Written instruction:
All of the data needs to be repeated exactly.

(Stored data)
----

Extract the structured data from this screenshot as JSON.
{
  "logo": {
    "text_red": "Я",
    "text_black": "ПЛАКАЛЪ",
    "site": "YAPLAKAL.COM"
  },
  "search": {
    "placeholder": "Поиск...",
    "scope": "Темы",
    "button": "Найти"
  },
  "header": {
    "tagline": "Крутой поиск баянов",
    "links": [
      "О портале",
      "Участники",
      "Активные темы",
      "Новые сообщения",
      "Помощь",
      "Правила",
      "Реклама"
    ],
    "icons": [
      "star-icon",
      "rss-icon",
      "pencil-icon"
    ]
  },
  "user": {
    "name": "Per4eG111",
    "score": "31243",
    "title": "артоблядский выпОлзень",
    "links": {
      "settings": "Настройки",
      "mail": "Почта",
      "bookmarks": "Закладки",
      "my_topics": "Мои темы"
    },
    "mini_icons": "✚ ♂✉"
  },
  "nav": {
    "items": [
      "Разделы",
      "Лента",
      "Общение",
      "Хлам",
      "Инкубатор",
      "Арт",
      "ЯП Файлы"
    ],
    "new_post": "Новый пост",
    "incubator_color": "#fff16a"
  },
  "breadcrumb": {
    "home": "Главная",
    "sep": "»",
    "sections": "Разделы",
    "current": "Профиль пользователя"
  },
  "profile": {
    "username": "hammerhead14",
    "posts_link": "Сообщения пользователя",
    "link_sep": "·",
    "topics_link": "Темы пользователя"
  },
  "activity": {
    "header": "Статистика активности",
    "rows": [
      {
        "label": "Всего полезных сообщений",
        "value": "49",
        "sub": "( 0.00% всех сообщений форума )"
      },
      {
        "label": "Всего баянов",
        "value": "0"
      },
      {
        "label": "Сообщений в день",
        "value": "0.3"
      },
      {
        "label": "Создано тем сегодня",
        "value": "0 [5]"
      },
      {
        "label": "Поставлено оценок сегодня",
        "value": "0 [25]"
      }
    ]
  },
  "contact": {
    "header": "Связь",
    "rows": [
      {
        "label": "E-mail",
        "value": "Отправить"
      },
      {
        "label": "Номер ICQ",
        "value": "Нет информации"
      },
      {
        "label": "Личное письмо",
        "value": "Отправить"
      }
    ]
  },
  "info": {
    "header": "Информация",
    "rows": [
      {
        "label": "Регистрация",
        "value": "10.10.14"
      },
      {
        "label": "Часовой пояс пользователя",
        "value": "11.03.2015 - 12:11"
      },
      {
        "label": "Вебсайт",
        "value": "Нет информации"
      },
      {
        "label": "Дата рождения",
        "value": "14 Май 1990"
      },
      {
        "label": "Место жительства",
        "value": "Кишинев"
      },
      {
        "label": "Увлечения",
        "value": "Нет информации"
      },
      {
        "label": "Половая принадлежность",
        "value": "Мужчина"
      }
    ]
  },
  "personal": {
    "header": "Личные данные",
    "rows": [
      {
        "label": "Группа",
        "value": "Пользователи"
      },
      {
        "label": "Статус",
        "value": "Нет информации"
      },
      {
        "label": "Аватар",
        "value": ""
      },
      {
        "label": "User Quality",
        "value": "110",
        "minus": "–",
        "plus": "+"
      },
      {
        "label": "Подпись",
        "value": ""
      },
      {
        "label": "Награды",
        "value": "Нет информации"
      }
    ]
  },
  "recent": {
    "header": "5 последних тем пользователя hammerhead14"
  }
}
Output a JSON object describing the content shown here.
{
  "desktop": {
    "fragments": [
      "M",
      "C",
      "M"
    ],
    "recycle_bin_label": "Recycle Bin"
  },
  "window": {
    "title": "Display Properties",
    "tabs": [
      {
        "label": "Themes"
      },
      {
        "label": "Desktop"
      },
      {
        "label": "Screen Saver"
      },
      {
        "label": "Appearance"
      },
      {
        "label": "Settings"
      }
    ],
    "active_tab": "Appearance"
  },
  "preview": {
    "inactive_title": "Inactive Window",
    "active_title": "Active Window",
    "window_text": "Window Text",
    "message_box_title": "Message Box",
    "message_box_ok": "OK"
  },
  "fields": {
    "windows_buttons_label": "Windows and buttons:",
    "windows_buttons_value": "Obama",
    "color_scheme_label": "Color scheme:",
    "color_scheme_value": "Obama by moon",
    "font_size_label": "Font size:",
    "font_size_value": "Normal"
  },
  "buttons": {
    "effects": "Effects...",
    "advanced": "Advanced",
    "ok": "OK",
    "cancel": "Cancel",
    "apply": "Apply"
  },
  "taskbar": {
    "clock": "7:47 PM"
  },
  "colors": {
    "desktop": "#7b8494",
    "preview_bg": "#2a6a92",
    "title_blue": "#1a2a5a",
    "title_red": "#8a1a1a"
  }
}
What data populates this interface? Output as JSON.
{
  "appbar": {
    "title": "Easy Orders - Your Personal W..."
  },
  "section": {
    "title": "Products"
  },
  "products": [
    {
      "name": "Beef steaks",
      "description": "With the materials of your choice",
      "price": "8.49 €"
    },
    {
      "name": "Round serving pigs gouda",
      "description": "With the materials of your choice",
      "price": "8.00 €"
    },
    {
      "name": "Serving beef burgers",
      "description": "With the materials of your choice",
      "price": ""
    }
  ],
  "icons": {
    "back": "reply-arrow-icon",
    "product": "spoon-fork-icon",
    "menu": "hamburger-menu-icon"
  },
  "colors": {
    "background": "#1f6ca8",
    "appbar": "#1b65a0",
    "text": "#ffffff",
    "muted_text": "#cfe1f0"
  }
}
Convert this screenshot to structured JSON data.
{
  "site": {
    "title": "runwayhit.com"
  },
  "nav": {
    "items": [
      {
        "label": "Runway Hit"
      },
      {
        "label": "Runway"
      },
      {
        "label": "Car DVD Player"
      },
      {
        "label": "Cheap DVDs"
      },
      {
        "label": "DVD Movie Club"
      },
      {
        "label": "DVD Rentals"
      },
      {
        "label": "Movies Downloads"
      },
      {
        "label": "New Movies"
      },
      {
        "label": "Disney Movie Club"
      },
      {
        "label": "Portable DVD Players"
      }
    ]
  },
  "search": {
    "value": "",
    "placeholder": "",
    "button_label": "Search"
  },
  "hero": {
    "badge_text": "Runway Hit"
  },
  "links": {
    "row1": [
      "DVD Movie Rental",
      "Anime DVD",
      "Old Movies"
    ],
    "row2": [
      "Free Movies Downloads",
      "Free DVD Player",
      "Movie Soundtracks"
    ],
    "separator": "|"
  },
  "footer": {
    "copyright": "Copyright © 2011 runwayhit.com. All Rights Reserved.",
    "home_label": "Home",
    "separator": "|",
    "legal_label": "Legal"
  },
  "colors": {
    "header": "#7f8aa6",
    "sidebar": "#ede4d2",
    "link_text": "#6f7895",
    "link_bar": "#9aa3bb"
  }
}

----

Answer to the exercise:
Extract the structured data from this screenshot as JSON.
{
  "logo": {
    "text_red": "Я",
    "text_black": "ПЛАКАЛЪ",
    "site": "YAPLAKAL.COM"
  },
  "search": {
    "placeholder": "Поиск...",
    "scope": "Темы",
    "button": "Найти"
  },
  "header": {
    "tagline": "Крутой поиск баянов",
    "links": [
      "О портале",
      "Участники",
      "Активные темы",
      "Новые сообщения",
      "Помощь",
      "Правила",
      "Реклама"
    ],
    "icons": [
      "star-icon",
      "rss-icon",
      "pencil-icon"
    ]
  },
  "user": {
    "name": "Per4eG111",
    "score": "31243",
    "title": "артоблядский выпОлзень",
    "links": {
      "settings": "Настройки",
      "mail": "Почта",
      "bookmarks": "Закладки",
      "my_topics": "Мои темы"
    },
    "mini_icons": "✚ ♂✉"
  },
  "nav": {
    "items": [
      "Разделы",
      "Лента",
      "Общение",
      "Хлам",
      "Инкубатор",
      "Арт",
      "ЯП Файлы"
    ],
    "new_post": "Новый пост",
    "incubator_color": "#fff16a"
  },
  "breadcrumb": {
    "home": "Главная",
    "sep": "»",
    "sections": "Разделы",
    "current": "Профиль пользователя"
  },
  "profile": {
    "username": "hammerhead14",
    "posts_link": "Сообщения пользователя",
    "link_sep": "·",
    "topics_link": "Темы пользователя"
  },
  "activity": {
    "header": "Статистика активности",
    "rows": [
      {
        "label": "Всего полезных сообщений",
        "value": "49",
        "sub": "( 0.00% всех сообщений форума )"
      },
      {
        "label": "Всего баянов",
        "value": "0"
      },
      {
        "label": "Сообщений в день",
        "value": "0.3"
      },
      {
        "label": "Создано тем сегодня",
        "value": "0 [5]"
      },
      {
        "label": "Поставлено оценок сегодня",
        "value": "0 [25]"
      }
    ]
  },
  "contact": {
    "header": "Связь",
    "rows": [
      {
        "label": "E-mail",
        "value": "Отправить"
      },
      {
        "label": "Номер ICQ",
        "value": "Нет информации"
      },
      {
        "label": "Личное письмо",
        "value": "Отправить"
      }
    ]
  },
  "info": {
    "header": "Информация",
    "rows": [
      {
        "label": "Регистрация",
        "value": "10.10.14"
      },
      {
        "label": "Часовой пояс пользователя",
        "value": "11.03.2015 - 12:11"
      },
      {
        "label": "Вебсайт",
        "value": "Нет информации"
      },
      {
        "label": "Дата рождения",
        "value": "14 Май 1990"
      },
      {
        "label": "Место жительства",
        "value": "Кишинев"
      },
      {
        "label": "Увлечения",
        "value": "Нет информации"
      },
      {
        "label": "Половая принадлежность",
        "value": "Мужчина"
      }
    ]
  },
  "personal": {
    "header": "Личные данные",
    "rows": [
      {
        "label": "Группа",
        "value": "Пользователи"
      },
      {
        "label": "Статус",
        "value": "Нет информации"
      },
      {
        "label": "Аватар",
        "value": ""
      },
      {
        "label": "User Quality",
        "value": "110",
        "minus": "–",
        "plus": "+"
      },
      {
        "label": "Подпись",
        "value": ""
      },
      {
        "label": "Награды",
        "value": "Нет информации"
      }
    ]
  },
  "recent": {
    "header": "5 последних тем пользователя hammerhead14"
  }
}
Output a JSON object describing the content shown here.
{
  "desktop": {
    "fragments": [
      "M",
      "C",
      "M"
    ],
    "recycle_bin_label": "Recycle Bin"
  },
  "window": {
    "title": "Display Properties",
    "tabs": [
      {
        "label": "Themes"
      },
      {
        "label": "Desktop"
      },
      {
        "label": "Screen Saver"
      },
      {
        "label": "Appearance"
      },
      {
        "label": "Settings"
      }
    ],
    "active_tab": "Appearance"
  },
  "preview": {
    "inactive_title": "Inactive Window",
    "active_title": "Active Window",
    "window_text": "Window Text",
    "message_box_title": "Message Box",
    "message_box_ok": "OK"
  },
  "fields": {
    "windows_buttons_label": "Windows and buttons:",
    "windows_buttons_value": "Obama",
    "color_scheme_label": "Color scheme:",
    "color_scheme_value": "Obama by moon",
    "font_size_label": "Font size:",
    "font_size_value": "Normal"
  },
  "buttons": {
    "effects": "Effects...",
    "advanced": "Advanced",
    "ok": "OK",
    "cancel": "Cancel",
    "apply": "Apply"
  },
  "taskbar": {
    "clock": "7:47 PM"
  },
  "colors": {
    "desktop": "#7b8494",
    "preview_bg": "#2a6a92",
    "title_blue": "#1a2a5a",
    "title_red": "#8a1a1a"
  }
}
What data populates this interface? Output as JSON.
{
  "appbar": {
    "title": "Easy Orders - Your Personal W..."
  },
  "section": {
    "title": "Products"
  },
  "products": [
    {
      "name": "Beef steaks",
      "description": "With the materials of your choice",
      "price": "8.49 €"
    },
    {
      "name": "Round serving pigs gouda",
      "description": "With the materials of your choice",
      "price": "8.00 €"
    },
    {
      "name": "Serving beef burgers",
      "description": "With the materials of your choice",
      "price": ""
    }
  ],
  "icons": {
    "back": "reply-arrow-icon",
    "product": "spoon-fork-icon",
    "menu": "hamburger-menu-icon"
  },
  "colors": {
    "background": "#1f6ca8",
    "appbar": "#1b65a0",
    "text": "#ffffff",
    "muted_text": "#cfe1f0"
  }
}
Convert this screenshot to structured JSON data.
{
  "site": {
    "title": "runwayhit.com"
  },
  "nav": {
    "items": [
      {
        "label": "Runway Hit"
      },
      {
        "label": "Runway"
      },
      {
        "label": "Car DVD Player"
      },
      {
        "label": "Cheap DVDs"
      },
      {
        "label": "DVD Movie Club"
      },
      {
        "label": "DVD Rentals"
      },
      {
        "label": "Movies Downloads"
      },
      {
        "label": "New Movies"
      },
      {
        "label": "Disney Movie Club"
      },
      {
        "label": "Portable DVD Players"
      }
    ]
  },
  "search": {
    "value": "",
    "placeholder": "",
    "button_label": "Search"
  },
  "hero": {
    "badge_text": "Runway Hit"
  },
  "links": {
    "row1": [
      "DVD Movie Rental",
      "Anime DVD",
      "Old Movies"
    ],
    "row2": [
      "Free Movies Downloads",
      "Free DVD Player",
      "Movie Soundtracks"
    ],
    "separator": "|"
  },
  "footer": {
    "copyright": "Copyright © 2011 runwayhit.com. All Rights Reserved.",
    "home_label": "Home",
    "separator": "|",
    "legal_label": "Legal"
  },
  "colors": {
    "header": "#7f8aa6",
    "sidebar": "#ede4d2",
    "link_text": "#6f7895",
    "link_bar": "#9aa3bb"
  }
}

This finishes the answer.